Exactly as written, retype the listing below, omitting the pictures.

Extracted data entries
——

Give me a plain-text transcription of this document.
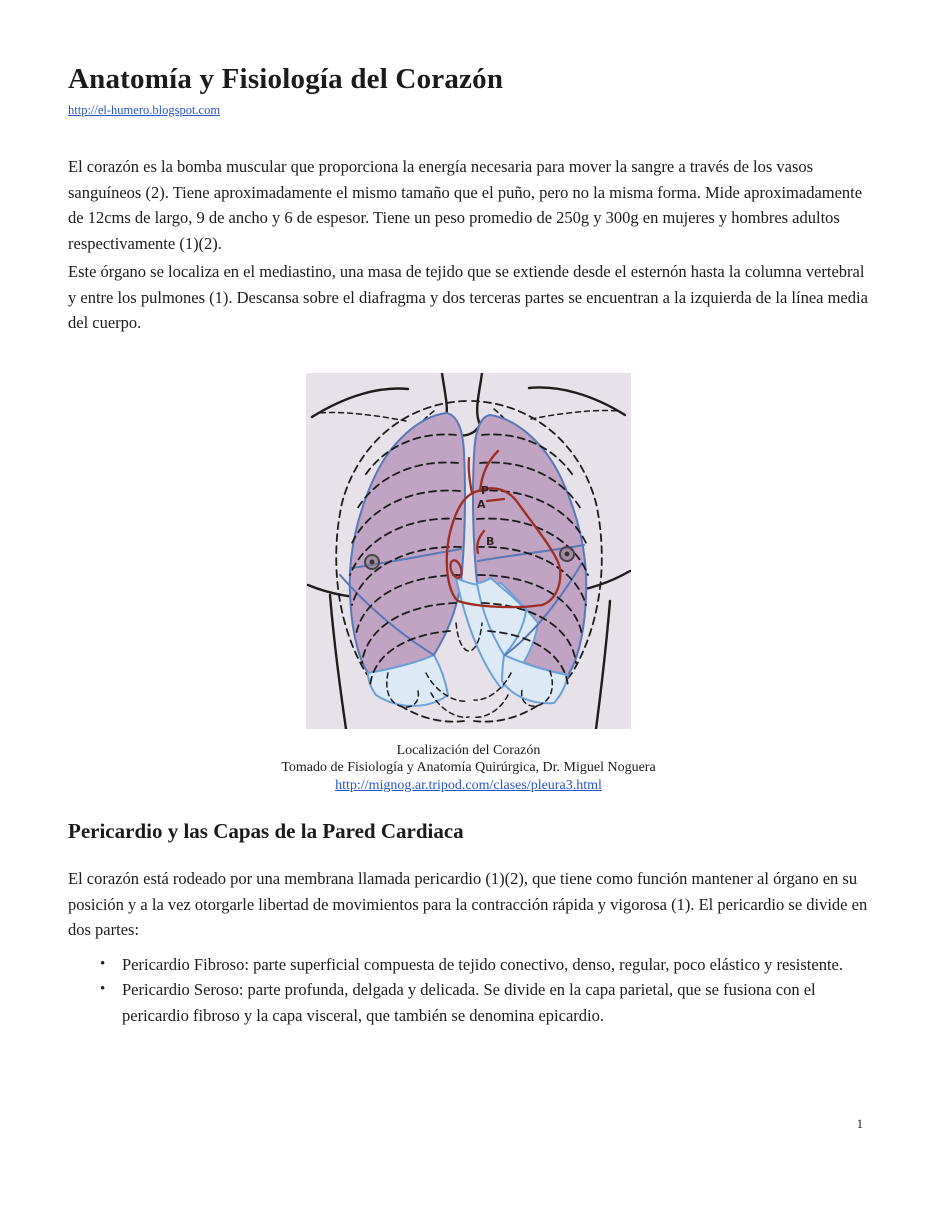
Anatomía y Fisiología del Corazón
http://el-humero.blogspot.com

El corazón es la bomba muscular que proporciona la energía necesaria para mover la sangre a través de los vasos sanguíneos (2). Tiene aproximadamente el mismo tamaño que el puño, pero no la misma forma. Mide aproximadamente de 12cms de largo, 9 de ancho y 6 de espesor. Tiene un peso promedio de 250g y 300g en mujeres y hombres adultos respectivamente (1)(2).

Este órgano se localiza en el mediastino, una masa de tejido que se extiende desde el esternón hasta la columna vertebral y entre los pulmones (1). Descansa sobre el diafragma y dos terceras partes se encuentran a la izquierda de la línea media del cuerpo.

P
A
B
Localización del Corazón
Tomado de Fisiología y Anatomía Quirúrgica, Dr. Miguel Noguera
http://mignog.ar.tripod.com/clases/pleura3.html
Pericardio y las Capas de la Pared Cardiaca

El corazón está rodeado por una membrana llamada pericardio (1)(2), que tiene como función mantener al órgano en su posición y a la vez otorgarle libertad de movimientos para la contracción rápida y vigorosa (1). El pericardio se divide en dos partes:

• Pericardio Fibroso: parte superficial compuesta de tejido conectivo, denso, regular, poco elástico y resistente.
• Pericardio Seroso: parte profunda, delgada y delicada. Se divide en la capa parietal, que se fusiona con el pericardio fibroso y la capa visceral, que también se denomina epicardio.
1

——

◆ **TASK RESPONSE**:
Give me a plain-text transcription of this document.
Anatomía y Fisiología del Corazón
http://el-humero.blogspot.com

El corazón es la bomba muscular que proporciona la energía necesaria para mover la sangre a través de los vasos sanguíneos (2). Tiene aproximadamente el mismo tamaño que el puño, pero no la misma forma. Mide aproximadamente de 12cms de largo, 9 de ancho y 6 de espesor. Tiene un peso promedio de 250g y 300g en mujeres y hombres adultos respectivamente (1)(2).

Este órgano se localiza en el mediastino, una masa de tejido que se extiende desde el esternón hasta la columna vertebral y entre los pulmones (1). Descansa sobre el diafragma y dos terceras partes se encuentran a la izquierda de la línea media del cuerpo.

P
A
B
Localización del Corazón
Tomado de Fisiología y Anatomía Quirúrgica, Dr. Miguel Noguera
http://mignog.ar.tripod.com/clases/pleura3.html
Pericardio y las Capas de la Pared Cardiaca

El corazón está rodeado por una membrana llamada pericardio (1)(2), que tiene como función mantener al órgano en su posición y a la vez otorgarle libertad de movimientos para la contracción rápida y vigorosa (1). El pericardio se divide en dos partes:

• Pericardio Fibroso: parte superficial compuesta de tejido conectivo, denso, regular, poco elástico y resistente.
• Pericardio Seroso: parte profunda, delgada y delicada. Se divide en la capa parietal, que se fusiona con el pericardio fibroso y la capa visceral, que también se denomina epicardio.
1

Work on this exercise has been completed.